### What you are asked to do
Render every entry verbatim.

[Dataset records]
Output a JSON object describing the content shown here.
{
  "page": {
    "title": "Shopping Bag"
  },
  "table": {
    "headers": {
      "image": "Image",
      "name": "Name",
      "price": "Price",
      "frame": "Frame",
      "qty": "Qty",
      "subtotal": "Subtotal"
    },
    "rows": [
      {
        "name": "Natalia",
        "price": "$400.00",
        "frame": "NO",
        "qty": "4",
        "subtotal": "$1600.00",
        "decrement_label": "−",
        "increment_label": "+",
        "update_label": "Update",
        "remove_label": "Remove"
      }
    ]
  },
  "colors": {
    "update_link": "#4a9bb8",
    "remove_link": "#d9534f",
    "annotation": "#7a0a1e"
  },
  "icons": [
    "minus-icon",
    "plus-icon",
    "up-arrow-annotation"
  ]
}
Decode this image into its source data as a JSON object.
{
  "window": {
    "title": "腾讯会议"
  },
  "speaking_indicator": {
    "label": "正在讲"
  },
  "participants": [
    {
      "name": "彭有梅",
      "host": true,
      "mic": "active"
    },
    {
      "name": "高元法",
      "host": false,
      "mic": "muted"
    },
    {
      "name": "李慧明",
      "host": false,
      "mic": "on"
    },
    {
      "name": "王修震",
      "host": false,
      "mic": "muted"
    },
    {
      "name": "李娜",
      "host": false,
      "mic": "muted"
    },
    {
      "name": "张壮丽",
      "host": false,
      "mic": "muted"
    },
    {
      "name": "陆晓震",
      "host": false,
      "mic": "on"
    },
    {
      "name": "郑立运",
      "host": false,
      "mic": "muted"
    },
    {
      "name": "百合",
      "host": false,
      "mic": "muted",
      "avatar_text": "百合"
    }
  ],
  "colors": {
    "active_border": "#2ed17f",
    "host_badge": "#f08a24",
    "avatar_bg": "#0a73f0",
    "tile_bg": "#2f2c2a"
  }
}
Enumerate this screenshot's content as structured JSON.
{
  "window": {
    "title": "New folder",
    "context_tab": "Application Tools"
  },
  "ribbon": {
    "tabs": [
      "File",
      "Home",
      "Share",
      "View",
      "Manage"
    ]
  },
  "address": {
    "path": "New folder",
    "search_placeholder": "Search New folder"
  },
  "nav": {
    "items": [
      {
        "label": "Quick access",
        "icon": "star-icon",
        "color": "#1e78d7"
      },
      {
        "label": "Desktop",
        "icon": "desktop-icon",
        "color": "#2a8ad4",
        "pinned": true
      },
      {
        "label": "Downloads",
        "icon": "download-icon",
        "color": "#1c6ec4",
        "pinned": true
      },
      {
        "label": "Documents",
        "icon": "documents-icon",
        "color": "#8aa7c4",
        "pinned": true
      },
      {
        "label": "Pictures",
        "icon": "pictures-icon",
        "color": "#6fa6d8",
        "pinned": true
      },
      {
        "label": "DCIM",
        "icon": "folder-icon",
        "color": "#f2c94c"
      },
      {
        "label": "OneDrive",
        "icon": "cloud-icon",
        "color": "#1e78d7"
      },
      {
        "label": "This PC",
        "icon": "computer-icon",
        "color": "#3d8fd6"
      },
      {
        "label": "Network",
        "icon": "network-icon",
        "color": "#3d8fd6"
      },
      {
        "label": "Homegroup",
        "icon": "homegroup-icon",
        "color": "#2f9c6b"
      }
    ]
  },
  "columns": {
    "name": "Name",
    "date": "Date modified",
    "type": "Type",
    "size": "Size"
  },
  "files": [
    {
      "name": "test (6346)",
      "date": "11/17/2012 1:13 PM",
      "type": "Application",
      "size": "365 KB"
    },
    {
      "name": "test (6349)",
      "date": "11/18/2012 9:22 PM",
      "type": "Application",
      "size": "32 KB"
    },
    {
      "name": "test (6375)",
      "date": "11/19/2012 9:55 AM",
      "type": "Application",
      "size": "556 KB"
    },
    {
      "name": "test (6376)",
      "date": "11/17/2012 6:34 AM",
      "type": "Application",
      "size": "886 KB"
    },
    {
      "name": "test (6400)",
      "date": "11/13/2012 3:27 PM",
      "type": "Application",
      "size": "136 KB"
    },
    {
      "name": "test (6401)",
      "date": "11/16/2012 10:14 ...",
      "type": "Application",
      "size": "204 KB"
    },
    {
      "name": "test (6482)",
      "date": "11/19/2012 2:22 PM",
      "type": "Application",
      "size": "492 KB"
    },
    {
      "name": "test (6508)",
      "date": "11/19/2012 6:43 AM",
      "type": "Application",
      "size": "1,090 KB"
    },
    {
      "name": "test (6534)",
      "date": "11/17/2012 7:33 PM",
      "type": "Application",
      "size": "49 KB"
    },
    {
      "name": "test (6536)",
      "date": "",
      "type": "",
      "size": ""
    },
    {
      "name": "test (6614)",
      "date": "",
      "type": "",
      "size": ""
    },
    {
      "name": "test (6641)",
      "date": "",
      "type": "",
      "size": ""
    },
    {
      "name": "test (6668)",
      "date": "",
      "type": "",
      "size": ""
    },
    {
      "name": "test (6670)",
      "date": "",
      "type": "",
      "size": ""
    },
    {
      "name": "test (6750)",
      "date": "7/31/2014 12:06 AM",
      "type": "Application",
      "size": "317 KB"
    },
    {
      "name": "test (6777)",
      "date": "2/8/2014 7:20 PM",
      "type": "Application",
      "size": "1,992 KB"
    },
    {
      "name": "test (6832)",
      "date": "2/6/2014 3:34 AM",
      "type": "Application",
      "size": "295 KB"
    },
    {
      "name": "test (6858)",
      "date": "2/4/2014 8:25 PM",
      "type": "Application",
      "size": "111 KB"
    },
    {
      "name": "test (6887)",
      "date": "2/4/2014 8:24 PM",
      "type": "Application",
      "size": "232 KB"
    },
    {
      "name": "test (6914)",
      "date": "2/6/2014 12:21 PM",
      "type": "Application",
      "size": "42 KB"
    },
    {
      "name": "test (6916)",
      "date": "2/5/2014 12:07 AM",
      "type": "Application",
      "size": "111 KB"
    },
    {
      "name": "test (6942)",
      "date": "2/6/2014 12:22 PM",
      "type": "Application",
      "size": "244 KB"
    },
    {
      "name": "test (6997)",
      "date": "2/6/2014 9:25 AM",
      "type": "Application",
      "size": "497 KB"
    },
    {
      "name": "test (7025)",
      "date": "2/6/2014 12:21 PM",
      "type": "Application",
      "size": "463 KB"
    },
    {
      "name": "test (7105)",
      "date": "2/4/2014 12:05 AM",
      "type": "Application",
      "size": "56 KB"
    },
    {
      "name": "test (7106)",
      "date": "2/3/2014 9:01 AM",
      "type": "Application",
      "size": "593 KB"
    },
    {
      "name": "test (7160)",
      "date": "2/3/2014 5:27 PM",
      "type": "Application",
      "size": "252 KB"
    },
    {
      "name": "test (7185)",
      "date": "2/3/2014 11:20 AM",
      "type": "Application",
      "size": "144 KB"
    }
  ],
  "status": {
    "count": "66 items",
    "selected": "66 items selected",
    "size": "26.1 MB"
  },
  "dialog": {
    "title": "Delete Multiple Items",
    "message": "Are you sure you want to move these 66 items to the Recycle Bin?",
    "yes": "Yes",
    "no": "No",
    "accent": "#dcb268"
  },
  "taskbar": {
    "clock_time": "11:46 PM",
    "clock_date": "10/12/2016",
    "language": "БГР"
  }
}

### Exercise result
Output a JSON object describing the content shown here.
{
  "page": {
    "title": "Shopping Bag"
  },
  "table": {
    "headers": {
      "image": "Image",
      "name": "Name",
      "price": "Price",
      "frame": "Frame",
      "qty": "Qty",
      "subtotal": "Subtotal"
    },
    "rows": [
      {
        "name": "Natalia",
        "price": "$400.00",
        "frame": "NO",
        "qty": "4",
        "subtotal": "$1600.00",
        "decrement_label": "−",
        "increment_label": "+",
        "update_label": "Update",
        "remove_label": "Remove"
      }
    ]
  },
  "colors": {
    "update_link": "#4a9bb8",
    "remove_link": "#d9534f",
    "annotation": "#7a0a1e"
  },
  "icons": [
    "minus-icon",
    "plus-icon",
    "up-arrow-annotation"
  ]
}
Decode this image into its source data as a JSON object.
{
  "window": {
    "title": "腾讯会议"
  },
  "speaking_indicator": {
    "label": "正在讲"
  },
  "participants": [
    {
      "name": "彭有梅",
      "host": true,
      "mic": "active"
    },
    {
      "name": "高元法",
      "host": false,
      "mic": "muted"
    },
    {
      "name": "李慧明",
      "host": false,
      "mic": "on"
    },
    {
      "name": "王修震",
      "host": false,
      "mic": "muted"
    },
    {
      "name": "李娜",
      "host": false,
      "mic": "muted"
    },
    {
      "name": "张壮丽",
      "host": false,
      "mic": "muted"
    },
    {
      "name": "陆晓震",
      "host": false,
      "mic": "on"
    },
    {
      "name": "郑立运",
      "host": false,
      "mic": "muted"
    },
    {
      "name": "百合",
      "host": false,
      "mic": "muted",
      "avatar_text": "百合"
    }
  ],
  "colors": {
    "active_border": "#2ed17f",
    "host_badge": "#f08a24",
    "avatar_bg": "#0a73f0",
    "tile_bg": "#2f2c2a"
  }
}
Enumerate this screenshot's content as structured JSON.
{
  "window": {
    "title": "New folder",
    "context_tab": "Application Tools"
  },
  "ribbon": {
    "tabs": [
      "File",
      "Home",
      "Share",
      "View",
      "Manage"
    ]
  },
  "address": {
    "path": "New folder",
    "search_placeholder": "Search New folder"
  },
  "nav": {
    "items": [
      {
        "label": "Quick access",
        "icon": "star-icon",
        "color": "#1e78d7"
      },
      {
        "label": "Desktop",
        "icon": "desktop-icon",
        "color": "#2a8ad4",
        "pinned": true
      },
      {
        "label": "Downloads",
        "icon": "download-icon",
        "color": "#1c6ec4",
        "pinned": true
      },
      {
        "label": "Documents",
        "icon": "documents-icon",
        "color": "#8aa7c4",
        "pinned": true
      },
      {
        "label": "Pictures",
        "icon": "pictures-icon",
        "color": "#6fa6d8",
        "pinned": true
      },
      {
        "label": "DCIM",
        "icon": "folder-icon",
        "color": "#f2c94c"
      },
      {
        "label": "OneDrive",
        "icon": "cloud-icon",
        "color": "#1e78d7"
      },
      {
        "label": "This PC",
        "icon": "computer-icon",
        "color": "#3d8fd6"
      },
      {
        "label": "Network",
        "icon": "network-icon",
        "color": "#3d8fd6"
      },
      {
        "label": "Homegroup",
        "icon": "homegroup-icon",
        "color": "#2f9c6b"
      }
    ]
  },
  "columns": {
    "name": "Name",
    "date": "Date modified",
    "type": "Type",
    "size": "Size"
  },
  "files": [
    {
      "name": "test (6346)",
      "date": "11/17/2012 1:13 PM",
      "type": "Application",
      "size": "365 KB"
    },
    {
      "name": "test (6349)",
      "date": "11/18/2012 9:22 PM",
      "type": "Application",
      "size": "32 KB"
    },
    {
      "name": "test (6375)",
      "date": "11/19/2012 9:55 AM",
      "type": "Application",
      "size": "556 KB"
    },
    {
      "name": "test (6376)",
      "date": "11/17/2012 6:34 AM",
      "type": "Application",
      "size": "886 KB"
    },
    {
      "name": "test (6400)",
      "date": "11/13/2012 3:27 PM",
      "type": "Application",
      "size": "136 KB"
    },
    {
      "name": "test (6401)",
      "date": "11/16/2012 10:14 ...",
      "type": "Application",
      "size": "204 KB"
    },
    {
      "name": "test (6482)",
      "date": "11/19/2012 2:22 PM",
      "type": "Application",
      "size": "492 KB"
    },
    {
      "name": "test (6508)",
      "date": "11/19/2012 6:43 AM",
      "type": "Application",
      "size": "1,090 KB"
    },
    {
      "name": "test (6534)",
      "date": "11/17/2012 7:33 PM",
      "type": "Application",
      "size": "49 KB"
    },
    {
      "name": "test (6536)",
      "date": "",
      "type": "",
      "size": ""
    },
    {
      "name": "test (6614)",
      "date": "",
      "type": "",
      "size": ""
    },
    {
      "name": "test (6641)",
      "date": "",
      "type": "",
      "size": ""
    },
    {
      "name": "test (6668)",
      "date": "",
      "type": "",
      "size": ""
    },
    {
      "name": "test (6670)",
      "date": "",
      "type": "",
      "size": ""
    },
    {
      "name": "test (6750)",
      "date": "7/31/2014 12:06 AM",
      "type": "Application",
      "size": "317 KB"
    },
    {
      "name": "test (6777)",
      "date": "2/8/2014 7:20 PM",
      "type": "Application",
      "size": "1,992 KB"
    },
    {
      "name": "test (6832)",
      "date": "2/6/2014 3:34 AM",
      "type": "Application",
      "size": "295 KB"
    },
    {
      "name": "test (6858)",
      "date": "2/4/2014 8:25 PM",
      "type": "Application",
      "size": "111 KB"
    },
    {
      "name": "test (6887)",
      "date": "2/4/2014 8:24 PM",
      "type": "Application",
      "size": "232 KB"
    },
    {
      "name": "test (6914)",
      "date": "2/6/2014 12:21 PM",
      "type": "Application",
      "size": "42 KB"
    },
    {
      "name": "test (6916)",
      "date": "2/5/2014 12:07 AM",
      "type": "Application",
      "size": "111 KB"
    },
    {
      "name": "test (6942)",
      "date": "2/6/2014 12:22 PM",
      "type": "Application",
      "size": "244 KB"
    },
    {
      "name": "test (6997)",
      "date": "2/6/2014 9:25 AM",
      "type": "Application",
      "size": "497 KB"
    },
    {
      "name": "test (7025)",
      "date": "2/6/2014 12:21 PM",
      "type": "Application",
      "size": "463 KB"
    },
    {
      "name": "test (7105)",
      "date": "2/4/2014 12:05 AM",
      "type": "Application",
      "size": "56 KB"
    },
    {
      "name": "test (7106)",
      "date": "2/3/2014 9:01 AM",
      "type": "Application",
      "size": "593 KB"
    },
    {
      "name": "test (7160)",
      "date": "2/3/2014 5:27 PM",
      "type": "Application",
      "size": "252 KB"
    },
    {
      "name": "test (7185)",
      "date": "2/3/2014 11:20 AM",
      "type": "Application",
      "size": "144 KB"
    }
  ],
  "status": {
    "count": "66 items",
    "selected": "66 items selected",
    "size": "26.1 MB"
  },
  "dialog": {
    "title": "Delete Multiple Items",
    "message": "Are you sure you want to move these 66 items to the Recycle Bin?",
    "yes": "Yes",
    "no": "No",
    "accent": "#dcb268"
  },
  "taskbar": {
    "clock_time": "11:46 PM",
    "clock_date": "10/12/2016",
    "language": "БГР"
  }
}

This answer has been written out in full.